Stored records:
:::

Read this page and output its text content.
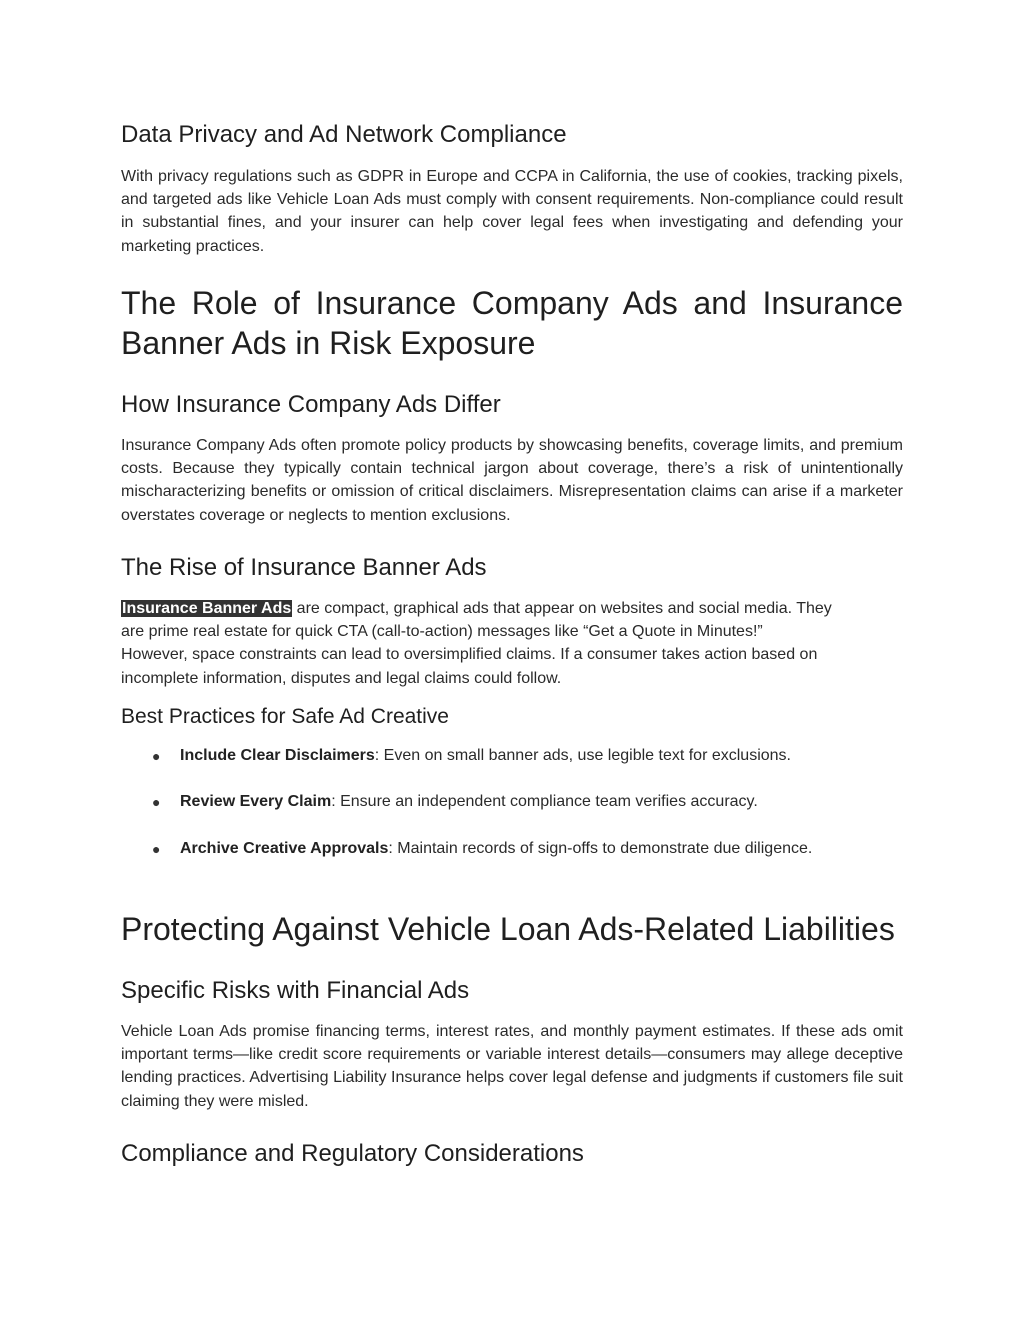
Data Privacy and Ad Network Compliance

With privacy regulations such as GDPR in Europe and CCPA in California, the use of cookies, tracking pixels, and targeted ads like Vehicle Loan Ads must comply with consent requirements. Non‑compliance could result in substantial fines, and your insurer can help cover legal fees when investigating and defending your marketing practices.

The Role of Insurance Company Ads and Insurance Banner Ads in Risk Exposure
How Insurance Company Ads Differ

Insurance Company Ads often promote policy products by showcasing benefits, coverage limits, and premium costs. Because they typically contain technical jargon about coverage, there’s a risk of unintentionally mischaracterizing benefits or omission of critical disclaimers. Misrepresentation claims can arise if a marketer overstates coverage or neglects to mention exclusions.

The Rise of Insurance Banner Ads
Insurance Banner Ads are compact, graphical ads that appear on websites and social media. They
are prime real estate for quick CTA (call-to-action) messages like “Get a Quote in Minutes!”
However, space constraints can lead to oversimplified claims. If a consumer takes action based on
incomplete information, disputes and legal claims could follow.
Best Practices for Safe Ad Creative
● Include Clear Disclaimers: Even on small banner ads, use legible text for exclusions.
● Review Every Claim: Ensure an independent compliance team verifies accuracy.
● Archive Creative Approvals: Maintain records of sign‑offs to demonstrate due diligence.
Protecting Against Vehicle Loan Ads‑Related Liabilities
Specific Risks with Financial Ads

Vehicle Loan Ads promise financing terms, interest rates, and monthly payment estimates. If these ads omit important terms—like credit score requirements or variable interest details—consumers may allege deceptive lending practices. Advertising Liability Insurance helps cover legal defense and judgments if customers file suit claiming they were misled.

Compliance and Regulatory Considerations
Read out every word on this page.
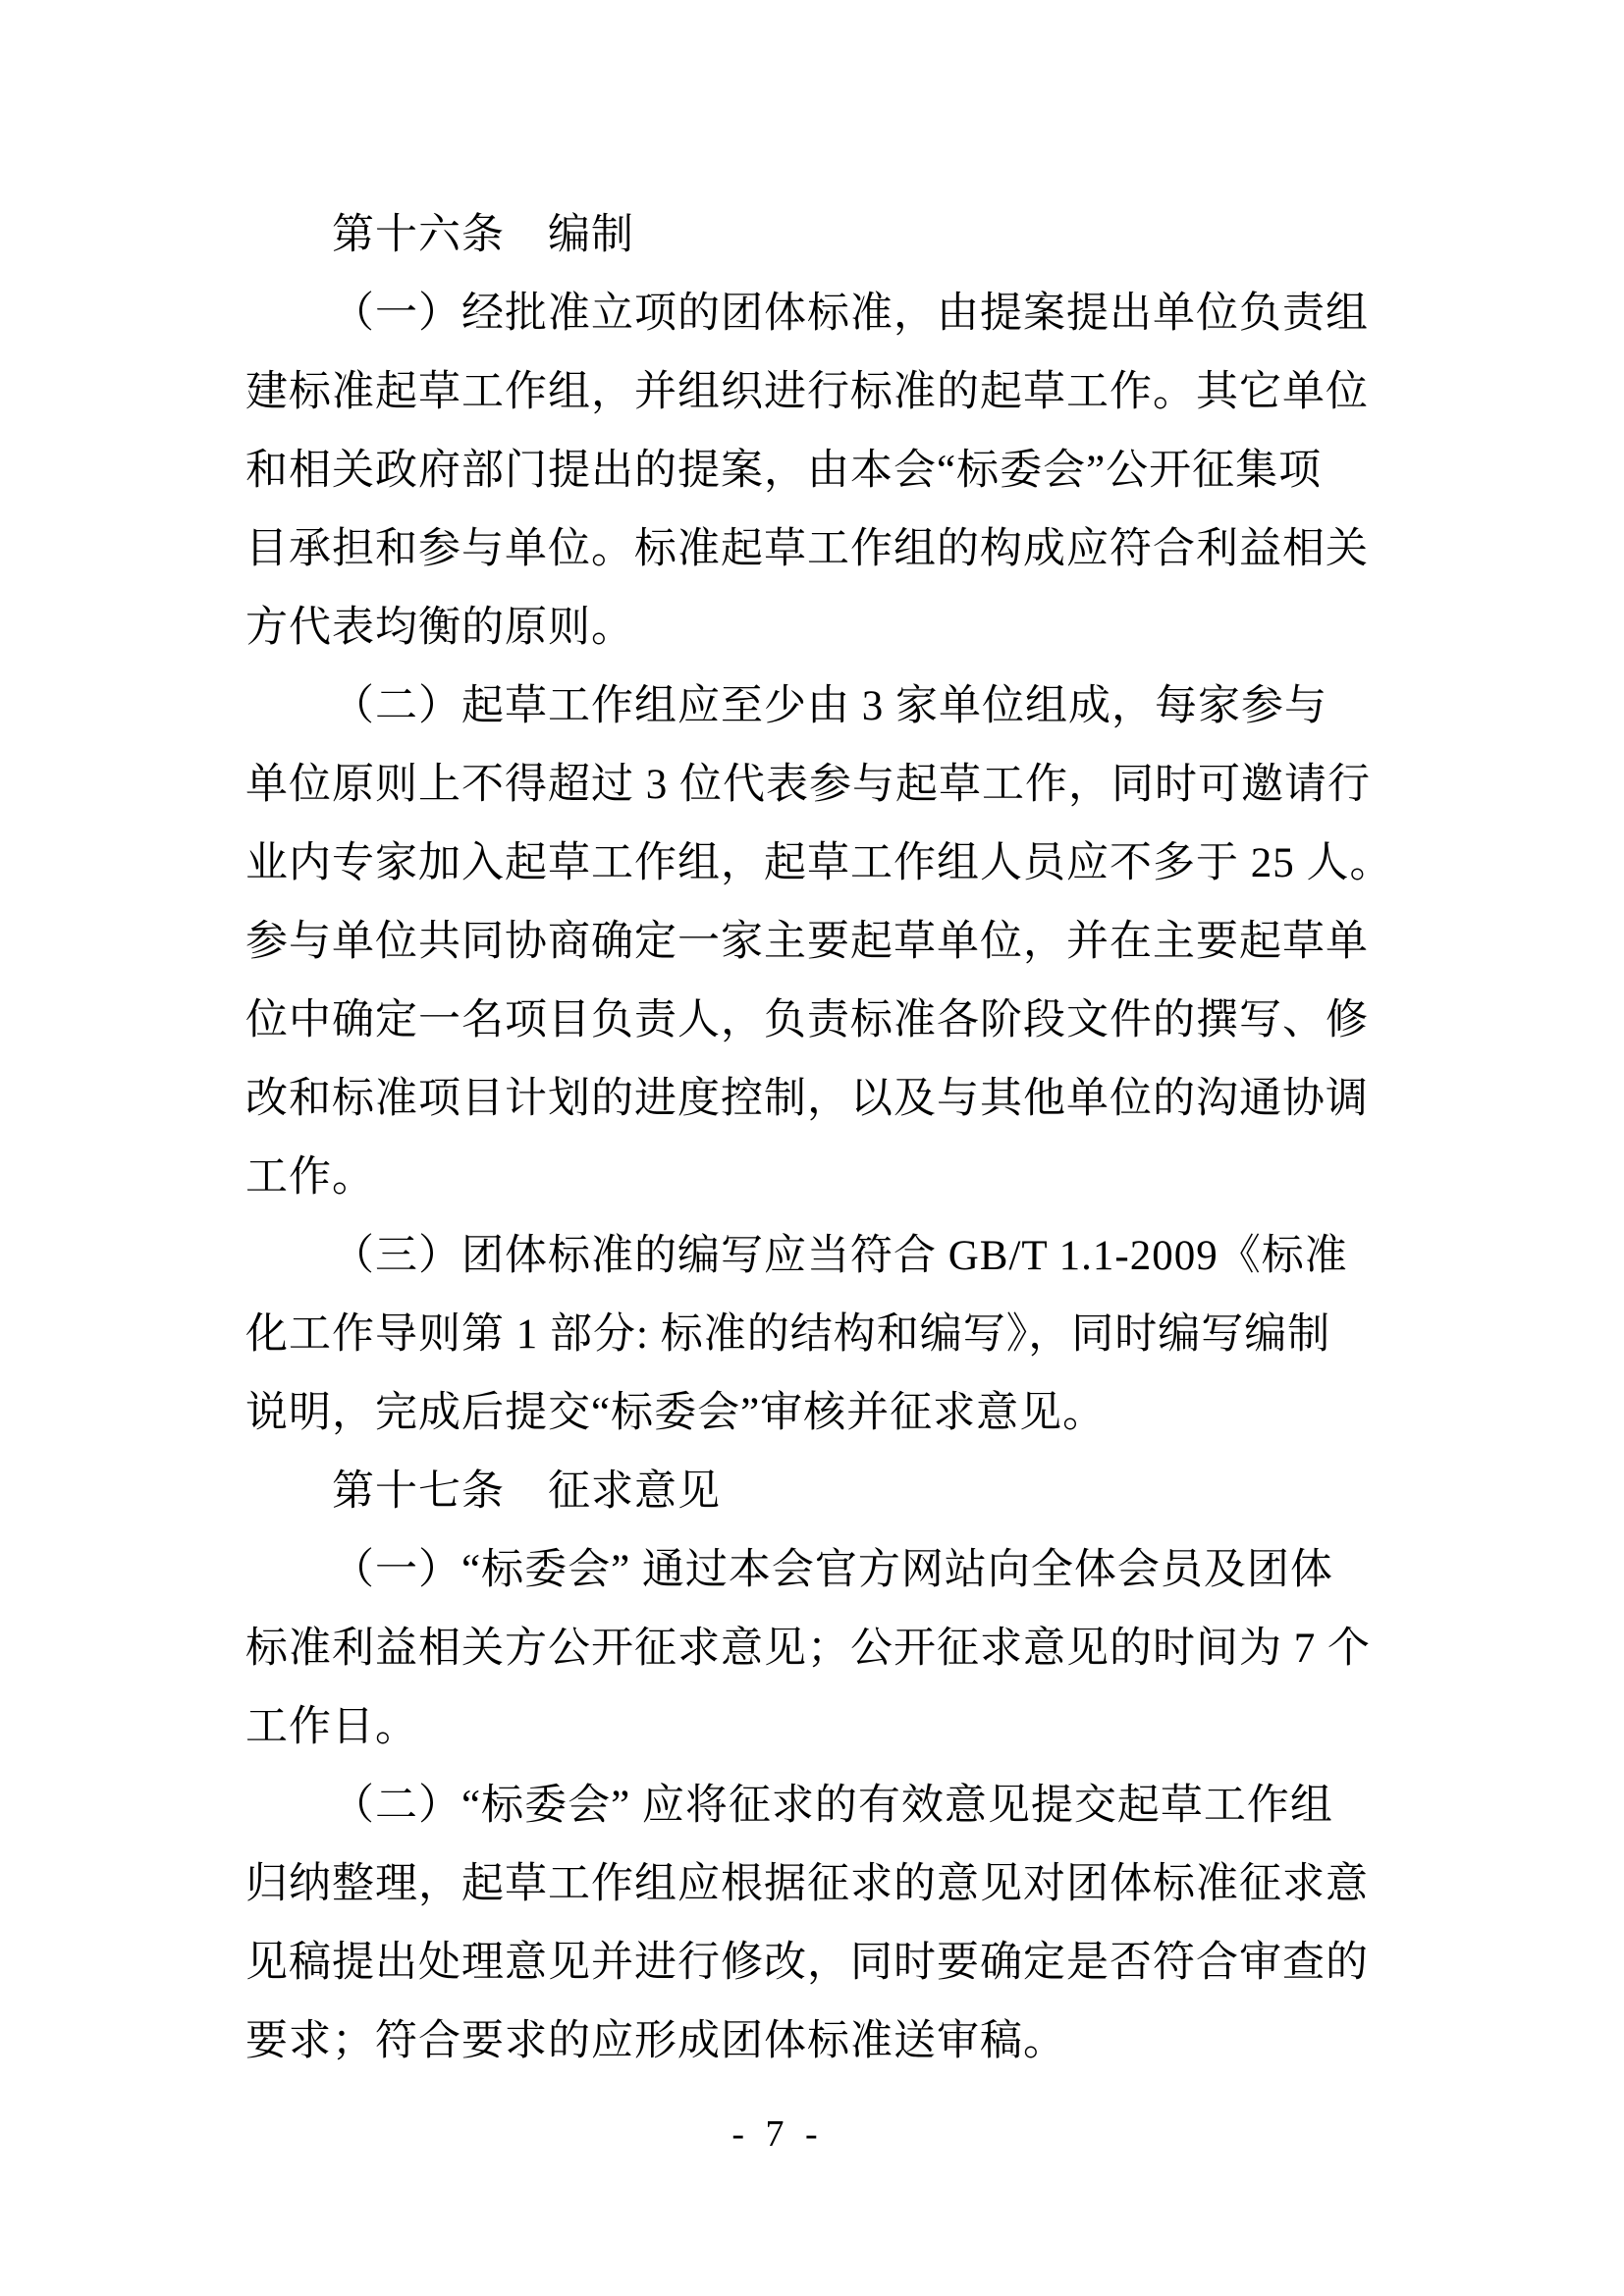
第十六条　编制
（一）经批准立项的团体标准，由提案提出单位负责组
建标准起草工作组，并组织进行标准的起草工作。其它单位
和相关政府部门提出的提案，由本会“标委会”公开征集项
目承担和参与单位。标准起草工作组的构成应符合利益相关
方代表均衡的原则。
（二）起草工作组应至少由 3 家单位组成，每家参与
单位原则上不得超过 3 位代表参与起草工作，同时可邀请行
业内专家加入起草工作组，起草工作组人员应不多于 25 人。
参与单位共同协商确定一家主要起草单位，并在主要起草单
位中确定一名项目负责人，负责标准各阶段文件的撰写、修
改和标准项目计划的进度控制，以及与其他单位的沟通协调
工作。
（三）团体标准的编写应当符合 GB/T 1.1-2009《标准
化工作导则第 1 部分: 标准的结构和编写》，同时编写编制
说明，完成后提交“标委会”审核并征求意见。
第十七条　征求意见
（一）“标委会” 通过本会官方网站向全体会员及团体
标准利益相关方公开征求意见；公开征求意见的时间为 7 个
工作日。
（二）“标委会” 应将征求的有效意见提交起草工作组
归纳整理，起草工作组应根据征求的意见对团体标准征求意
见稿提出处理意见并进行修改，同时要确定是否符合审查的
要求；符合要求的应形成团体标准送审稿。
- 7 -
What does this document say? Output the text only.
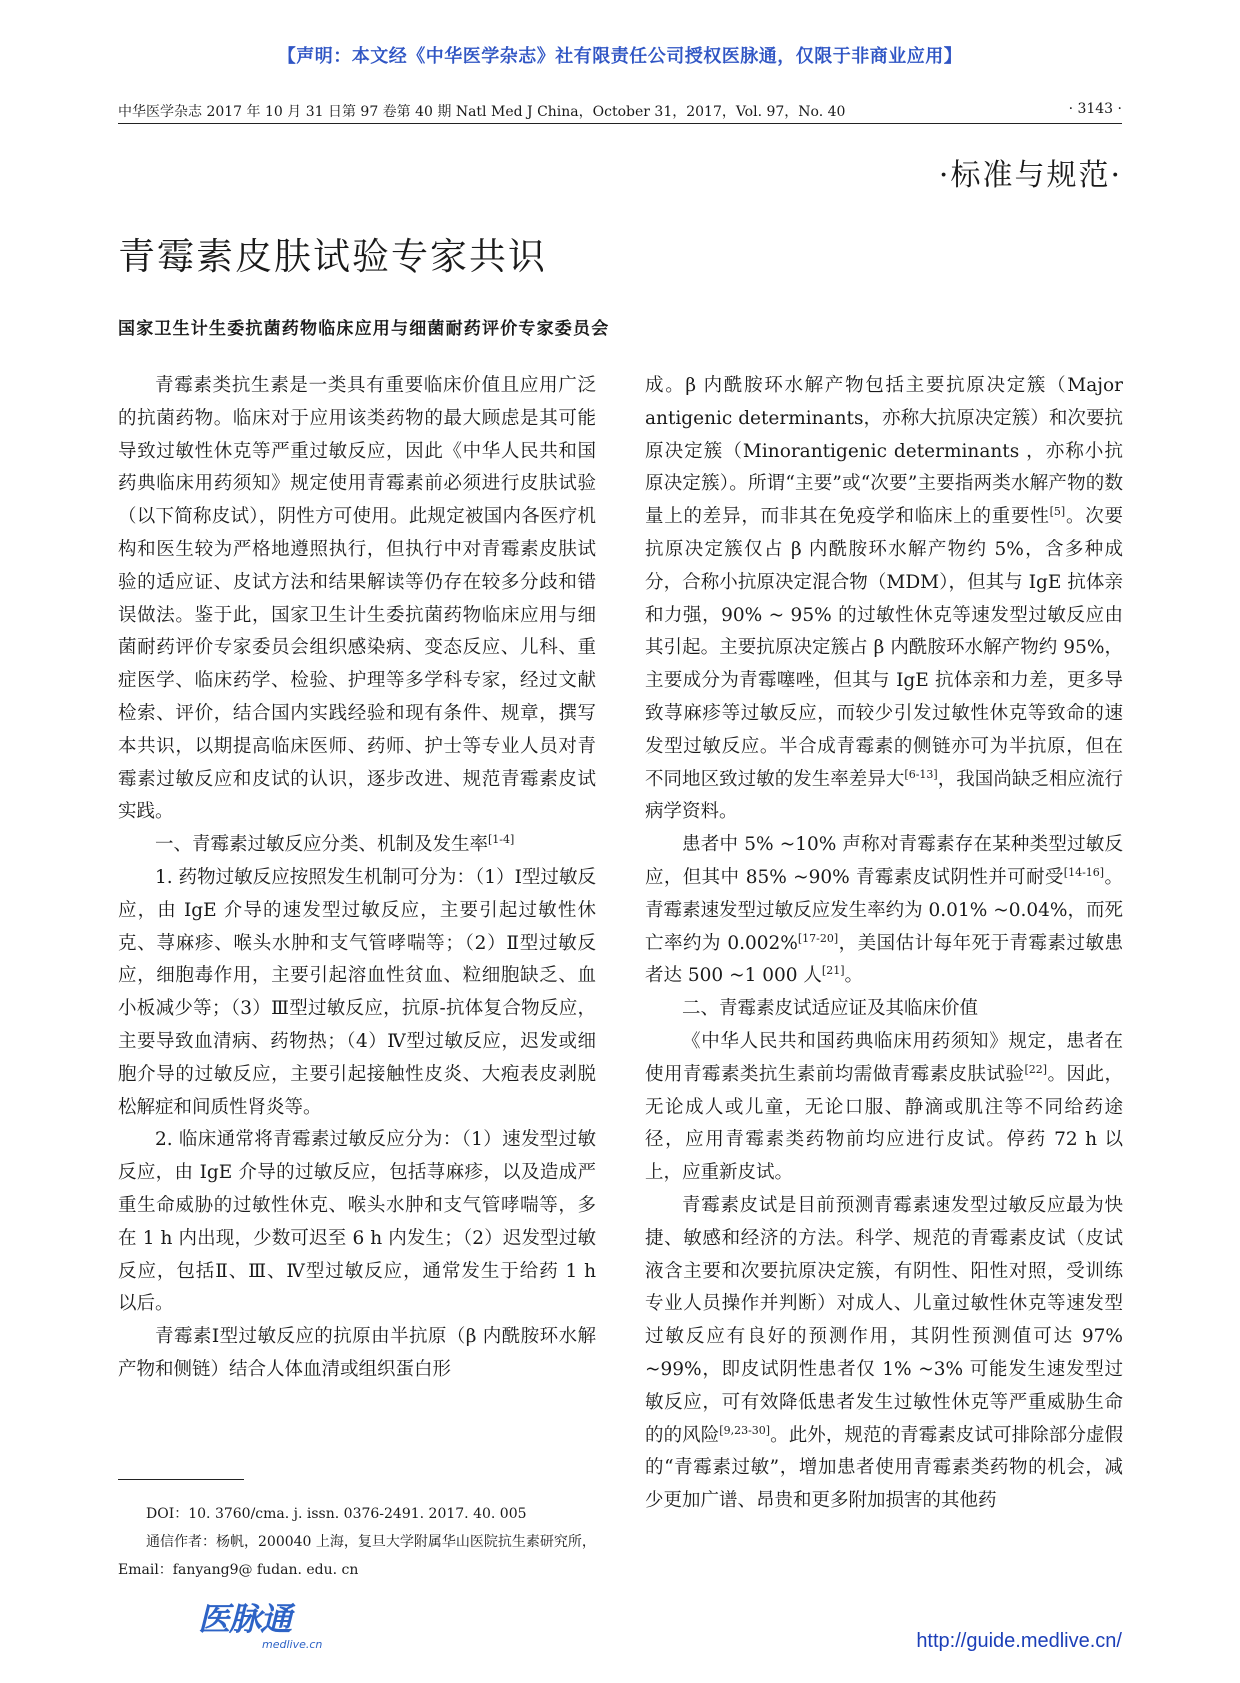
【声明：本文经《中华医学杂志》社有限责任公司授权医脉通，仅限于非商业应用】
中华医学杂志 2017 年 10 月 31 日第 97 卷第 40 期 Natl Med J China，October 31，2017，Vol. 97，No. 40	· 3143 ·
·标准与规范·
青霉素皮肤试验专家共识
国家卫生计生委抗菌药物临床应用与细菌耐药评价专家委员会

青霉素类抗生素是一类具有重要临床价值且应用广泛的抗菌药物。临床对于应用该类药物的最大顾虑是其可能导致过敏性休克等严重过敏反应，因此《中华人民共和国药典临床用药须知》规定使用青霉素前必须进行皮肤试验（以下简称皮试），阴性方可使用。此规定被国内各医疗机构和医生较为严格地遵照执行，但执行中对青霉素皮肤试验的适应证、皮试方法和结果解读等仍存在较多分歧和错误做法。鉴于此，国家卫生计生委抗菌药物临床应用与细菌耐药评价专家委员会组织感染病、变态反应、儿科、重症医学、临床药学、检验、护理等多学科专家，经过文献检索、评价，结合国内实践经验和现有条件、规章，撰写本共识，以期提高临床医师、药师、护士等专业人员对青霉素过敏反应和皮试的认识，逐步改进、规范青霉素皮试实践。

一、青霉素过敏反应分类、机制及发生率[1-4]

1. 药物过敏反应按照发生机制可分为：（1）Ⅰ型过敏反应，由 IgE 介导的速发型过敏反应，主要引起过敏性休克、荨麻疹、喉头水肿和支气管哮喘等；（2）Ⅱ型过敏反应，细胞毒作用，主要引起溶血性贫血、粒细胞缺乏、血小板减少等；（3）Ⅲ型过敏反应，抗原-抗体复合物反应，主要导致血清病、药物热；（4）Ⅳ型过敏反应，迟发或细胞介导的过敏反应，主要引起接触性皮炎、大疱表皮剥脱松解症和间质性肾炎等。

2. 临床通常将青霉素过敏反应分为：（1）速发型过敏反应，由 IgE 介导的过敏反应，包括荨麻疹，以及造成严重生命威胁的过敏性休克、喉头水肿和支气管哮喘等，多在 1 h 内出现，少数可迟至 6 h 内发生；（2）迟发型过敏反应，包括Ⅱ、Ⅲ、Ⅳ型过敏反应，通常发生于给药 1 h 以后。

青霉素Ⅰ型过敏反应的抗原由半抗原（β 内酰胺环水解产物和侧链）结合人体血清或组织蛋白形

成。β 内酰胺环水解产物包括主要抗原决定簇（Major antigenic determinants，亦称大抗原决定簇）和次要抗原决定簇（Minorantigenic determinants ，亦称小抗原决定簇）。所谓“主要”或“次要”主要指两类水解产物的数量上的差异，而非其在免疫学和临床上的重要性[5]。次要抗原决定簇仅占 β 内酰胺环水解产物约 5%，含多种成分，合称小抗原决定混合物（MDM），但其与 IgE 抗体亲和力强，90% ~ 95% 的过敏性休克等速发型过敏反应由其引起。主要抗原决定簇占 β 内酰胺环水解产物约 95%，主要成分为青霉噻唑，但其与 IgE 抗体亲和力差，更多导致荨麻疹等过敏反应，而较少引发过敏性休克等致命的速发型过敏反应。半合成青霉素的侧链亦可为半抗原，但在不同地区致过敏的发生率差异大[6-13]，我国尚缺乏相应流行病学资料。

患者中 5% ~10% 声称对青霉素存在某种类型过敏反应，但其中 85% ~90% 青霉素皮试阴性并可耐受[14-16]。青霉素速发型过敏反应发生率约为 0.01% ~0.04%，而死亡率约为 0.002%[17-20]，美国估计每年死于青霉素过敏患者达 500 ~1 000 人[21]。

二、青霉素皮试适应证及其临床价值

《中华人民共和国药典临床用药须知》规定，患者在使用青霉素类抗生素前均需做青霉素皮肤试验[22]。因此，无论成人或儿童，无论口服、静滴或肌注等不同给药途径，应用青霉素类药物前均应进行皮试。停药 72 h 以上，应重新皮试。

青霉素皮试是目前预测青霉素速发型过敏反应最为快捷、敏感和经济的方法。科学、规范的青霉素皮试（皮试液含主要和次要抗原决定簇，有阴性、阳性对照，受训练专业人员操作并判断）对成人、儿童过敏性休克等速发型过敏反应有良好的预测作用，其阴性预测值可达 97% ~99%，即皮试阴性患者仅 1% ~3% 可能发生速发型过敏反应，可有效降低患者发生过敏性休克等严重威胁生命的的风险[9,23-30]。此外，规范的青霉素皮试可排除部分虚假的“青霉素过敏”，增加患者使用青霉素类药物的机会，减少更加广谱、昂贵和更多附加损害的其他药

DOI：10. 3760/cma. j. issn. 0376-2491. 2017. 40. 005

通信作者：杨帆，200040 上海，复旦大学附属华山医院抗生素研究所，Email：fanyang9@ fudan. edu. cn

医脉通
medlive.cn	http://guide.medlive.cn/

:::

Given exercise
Count every line in the data where the string "Read" occurs. Give nothing except the number.

The answer
2